EXERCISE OBJECTIVE — Pictures appear in the records below; write out everything else exactly.

Rows from a figure dataset —

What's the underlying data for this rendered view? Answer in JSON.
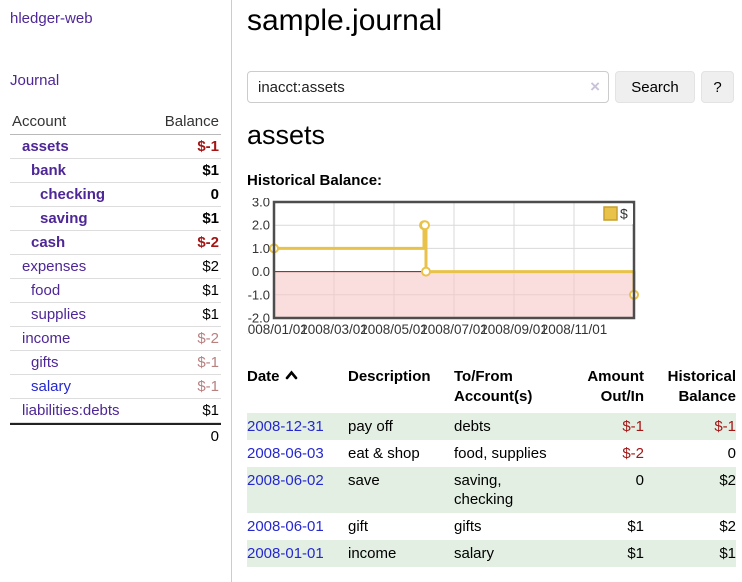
{
  "app": {
    "title": "hledger-web"
  },
  "sidebar": {
    "journal_link": "Journal",
    "accounts": {
      "col_account": "Account",
      "col_balance": "Balance",
      "rows": [
        {
          "name": "assets",
          "indent": 0,
          "bold": true,
          "link_color": "purple",
          "balance": "$-1",
          "balance_style": "neg-strong"
        },
        {
          "name": "bank",
          "indent": 1,
          "bold": true,
          "link_color": "purple",
          "balance": "$1",
          "balance_style": "normal"
        },
        {
          "name": "checking",
          "indent": 2,
          "bold": true,
          "link_color": "purple",
          "balance": "0",
          "balance_style": "normal"
        },
        {
          "name": "saving",
          "indent": 2,
          "bold": true,
          "link_color": "purple",
          "balance": "$1",
          "balance_style": "normal"
        },
        {
          "name": "cash",
          "indent": 1,
          "bold": true,
          "link_color": "purple",
          "balance": "$-2",
          "balance_style": "neg-strong"
        },
        {
          "name": "expenses",
          "indent": 0,
          "bold": false,
          "link_color": "purple",
          "balance": "$2",
          "balance_style": "normal"
        },
        {
          "name": "food",
          "indent": 1,
          "bold": false,
          "link_color": "purple",
          "balance": "$1",
          "balance_style": "normal"
        },
        {
          "name": "supplies",
          "indent": 1,
          "bold": false,
          "link_color": "purple",
          "balance": "$1",
          "balance_style": "normal"
        },
        {
          "name": "income",
          "indent": 0,
          "bold": false,
          "link_color": "purple",
          "balance": "$-2",
          "balance_style": "neg-soft"
        },
        {
          "name": "gifts",
          "indent": 1,
          "bold": false,
          "link_color": "purple",
          "balance": "$-1",
          "balance_style": "neg-soft"
        },
        {
          "name": "salary",
          "indent": 1,
          "bold": false,
          "link_color": "blue",
          "balance": "$-1",
          "balance_style": "neg-soft"
        },
        {
          "name": "liabilities:debts",
          "indent": 0,
          "bold": false,
          "link_color": "purple",
          "balance": "$1",
          "balance_style": "normal"
        }
      ],
      "total": "0"
    }
  },
  "main": {
    "title": "sample.journal",
    "search": {
      "value": "inacct:assets",
      "clear_icon": "×",
      "search_button": "Search",
      "help_button": "?"
    },
    "account_heading": "assets"
  },
  "chart_data": {
    "type": "line",
    "step": true,
    "title": "Historical Balance:",
    "legend": {
      "label": "$",
      "position": "top-right"
    },
    "ylim": [
      -2,
      3
    ],
    "yticks": [
      "3.0",
      "2.0",
      "1.0",
      "0.0",
      "-1.0",
      "-2.0"
    ],
    "ytick_values": [
      3,
      2,
      1,
      0,
      -1,
      -2
    ],
    "xticks": [
      "2008/01/01",
      "2008/03/01",
      "2008/05/01",
      "2008/07/01",
      "2008/09/01",
      "2008/11/01"
    ],
    "xtick_months": [
      0,
      2,
      4,
      6,
      8,
      10
    ],
    "x_domain_months": [
      0,
      12
    ],
    "points": [
      {
        "date": "2008-01-01",
        "value": 1
      },
      {
        "date": "2008-06-01",
        "value": 2
      },
      {
        "date": "2008-06-02",
        "value": 2
      },
      {
        "date": "2008-06-03",
        "value": 0
      },
      {
        "date": "2008-12-31",
        "value": -1
      }
    ],
    "colors": {
      "line": "#e9c24a",
      "marker_fill": "#ffffff",
      "legend_fill": "#e9c24a",
      "legend_border": "#c79f2e",
      "negative_area": "rgba(246,198,198,0.6)",
      "zero_line": "#8b1a1a",
      "grid": "#d9d9d9",
      "border": "#4d4d4d",
      "tick_text": "#333333"
    }
  },
  "register": {
    "headers": {
      "date": "Date",
      "description": "Description",
      "accounts": "To/From Account(s)",
      "amount": "Amount Out/In",
      "balance": "Historical Balance"
    },
    "sort_icon": "chevron-up",
    "rows": [
      {
        "date": "2008-12-31",
        "description": "pay off",
        "accounts": "debts",
        "amount": "$-1",
        "amount_neg": true,
        "balance": "$-1",
        "balance_neg": true,
        "green": true
      },
      {
        "date": "2008-06-03",
        "description": "eat & shop",
        "accounts": "food, supplies",
        "amount": "$-2",
        "amount_neg": true,
        "balance": "0",
        "balance_neg": false,
        "green": false
      },
      {
        "date": "2008-06-02",
        "description": "save",
        "accounts": "saving, checking",
        "amount": "0",
        "amount_neg": false,
        "balance": "$2",
        "balance_neg": false,
        "green": true
      },
      {
        "date": "2008-06-01",
        "description": "gift",
        "accounts": "gifts",
        "amount": "$1",
        "amount_neg": false,
        "balance": "$2",
        "balance_neg": false,
        "green": false
      },
      {
        "date": "2008-01-01",
        "description": "income",
        "accounts": "salary",
        "amount": "$1",
        "amount_neg": false,
        "balance": "$1",
        "balance_neg": false,
        "green": true
      }
    ]
  },
  "colors": {
    "purple_link": "#4e2796",
    "blue_link": "#2628cf",
    "negative_strong": "#a41616",
    "negative_soft": "#b98080",
    "row_green": "#e2efe2"
  }
}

EXPECTED ANSWER —
What's the underlying data for this rendered view? Answer in JSON.
{
  "app": {
    "title": "hledger-web"
  },
  "sidebar": {
    "journal_link": "Journal",
    "accounts": {
      "col_account": "Account",
      "col_balance": "Balance",
      "rows": [
        {
          "name": "assets",
          "indent": 0,
          "bold": true,
          "link_color": "purple",
          "balance": "$-1",
          "balance_style": "neg-strong"
        },
        {
          "name": "bank",
          "indent": 1,
          "bold": true,
          "link_color": "purple",
          "balance": "$1",
          "balance_style": "normal"
        },
        {
          "name": "checking",
          "indent": 2,
          "bold": true,
          "link_color": "purple",
          "balance": "0",
          "balance_style": "normal"
        },
        {
          "name": "saving",
          "indent": 2,
          "bold": true,
          "link_color": "purple",
          "balance": "$1",
          "balance_style": "normal"
        },
        {
          "name": "cash",
          "indent": 1,
          "bold": true,
          "link_color": "purple",
          "balance": "$-2",
          "balance_style": "neg-strong"
        },
        {
          "name": "expenses",
          "indent": 0,
          "bold": false,
          "link_color": "purple",
          "balance": "$2",
          "balance_style": "normal"
        },
        {
          "name": "food",
          "indent": 1,
          "bold": false,
          "link_color": "purple",
          "balance": "$1",
          "balance_style": "normal"
        },
        {
          "name": "supplies",
          "indent": 1,
          "bold": false,
          "link_color": "purple",
          "balance": "$1",
          "balance_style": "normal"
        },
        {
          "name": "income",
          "indent": 0,
          "bold": false,
          "link_color": "purple",
          "balance": "$-2",
          "balance_style": "neg-soft"
        },
        {
          "name": "gifts",
          "indent": 1,
          "bold": false,
          "link_color": "purple",
          "balance": "$-1",
          "balance_style": "neg-soft"
        },
        {
          "name": "salary",
          "indent": 1,
          "bold": false,
          "link_color": "blue",
          "balance": "$-1",
          "balance_style": "neg-soft"
        },
        {
          "name": "liabilities:debts",
          "indent": 0,
          "bold": false,
          "link_color": "purple",
          "balance": "$1",
          "balance_style": "normal"
        }
      ],
      "total": "0"
    }
  },
  "main": {
    "title": "sample.journal",
    "search": {
      "value": "inacct:assets",
      "clear_icon": "×",
      "search_button": "Search",
      "help_button": "?"
    },
    "account_heading": "assets"
  },
  "chart_data": {
    "type": "line",
    "step": true,
    "title": "Historical Balance:",
    "legend": {
      "label": "$",
      "position": "top-right"
    },
    "ylim": [
      -2,
      3
    ],
    "yticks": [
      "3.0",
      "2.0",
      "1.0",
      "0.0",
      "-1.0",
      "-2.0"
    ],
    "ytick_values": [
      3,
      2,
      1,
      0,
      -1,
      -2
    ],
    "xticks": [
      "2008/01/01",
      "2008/03/01",
      "2008/05/01",
      "2008/07/01",
      "2008/09/01",
      "2008/11/01"
    ],
    "xtick_months": [
      0,
      2,
      4,
      6,
      8,
      10
    ],
    "x_domain_months": [
      0,
      12
    ],
    "points": [
      {
        "date": "2008-01-01",
        "value": 1
      },
      {
        "date": "2008-06-01",
        "value": 2
      },
      {
        "date": "2008-06-02",
        "value": 2
      },
      {
        "date": "2008-06-03",
        "value": 0
      },
      {
        "date": "2008-12-31",
        "value": -1
      }
    ],
    "colors": {
      "line": "#e9c24a",
      "marker_fill": "#ffffff",
      "legend_fill": "#e9c24a",
      "legend_border": "#c79f2e",
      "negative_area": "rgba(246,198,198,0.6)",
      "zero_line": "#8b1a1a",
      "grid": "#d9d9d9",
      "border": "#4d4d4d",
      "tick_text": "#333333"
    }
  },
  "register": {
    "headers": {
      "date": "Date",
      "description": "Description",
      "accounts": "To/From Account(s)",
      "amount": "Amount Out/In",
      "balance": "Historical Balance"
    },
    "sort_icon": "chevron-up",
    "rows": [
      {
        "date": "2008-12-31",
        "description": "pay off",
        "accounts": "debts",
        "amount": "$-1",
        "amount_neg": true,
        "balance": "$-1",
        "balance_neg": true,
        "green": true
      },
      {
        "date": "2008-06-03",
        "description": "eat & shop",
        "accounts": "food, supplies",
        "amount": "$-2",
        "amount_neg": true,
        "balance": "0",
        "balance_neg": false,
        "green": false
      },
      {
        "date": "2008-06-02",
        "description": "save",
        "accounts": "saving, checking",
        "amount": "0",
        "amount_neg": false,
        "balance": "$2",
        "balance_neg": false,
        "green": true
      },
      {
        "date": "2008-06-01",
        "description": "gift",
        "accounts": "gifts",
        "amount": "$1",
        "amount_neg": false,
        "balance": "$2",
        "balance_neg": false,
        "green": false
      },
      {
        "date": "2008-01-01",
        "description": "income",
        "accounts": "salary",
        "amount": "$1",
        "amount_neg": false,
        "balance": "$1",
        "balance_neg": false,
        "green": true
      }
    ]
  },
  "colors": {
    "purple_link": "#4e2796",
    "blue_link": "#2628cf",
    "negative_strong": "#a41616",
    "negative_soft": "#b98080",
    "row_green": "#e2efe2"
  }
}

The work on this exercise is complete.